§ **Set problem**
What is the number of lines holding the word "content"? Give that number alone.

[Records excerpted from a collection]
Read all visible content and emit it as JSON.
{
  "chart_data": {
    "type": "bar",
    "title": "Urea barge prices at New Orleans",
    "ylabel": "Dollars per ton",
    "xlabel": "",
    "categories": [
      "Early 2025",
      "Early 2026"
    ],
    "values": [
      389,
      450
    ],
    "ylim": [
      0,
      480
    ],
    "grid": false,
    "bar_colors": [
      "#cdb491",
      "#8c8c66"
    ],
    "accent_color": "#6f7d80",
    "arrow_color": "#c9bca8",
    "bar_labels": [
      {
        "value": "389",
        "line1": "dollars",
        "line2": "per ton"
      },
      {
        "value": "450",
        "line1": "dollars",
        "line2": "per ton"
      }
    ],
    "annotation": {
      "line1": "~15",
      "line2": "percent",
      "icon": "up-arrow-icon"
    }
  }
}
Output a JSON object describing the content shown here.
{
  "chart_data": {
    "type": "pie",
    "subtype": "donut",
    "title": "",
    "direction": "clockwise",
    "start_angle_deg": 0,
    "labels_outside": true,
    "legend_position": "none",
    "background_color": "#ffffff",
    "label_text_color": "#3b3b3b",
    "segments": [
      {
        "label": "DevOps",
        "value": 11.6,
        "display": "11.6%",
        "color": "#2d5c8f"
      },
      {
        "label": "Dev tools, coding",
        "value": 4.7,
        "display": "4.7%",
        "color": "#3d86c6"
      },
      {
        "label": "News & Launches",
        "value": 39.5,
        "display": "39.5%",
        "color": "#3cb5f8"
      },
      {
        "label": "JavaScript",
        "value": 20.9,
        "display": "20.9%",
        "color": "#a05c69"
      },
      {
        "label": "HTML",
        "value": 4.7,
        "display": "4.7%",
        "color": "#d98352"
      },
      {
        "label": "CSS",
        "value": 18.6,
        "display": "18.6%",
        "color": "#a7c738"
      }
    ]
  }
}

§ **Correct output**
2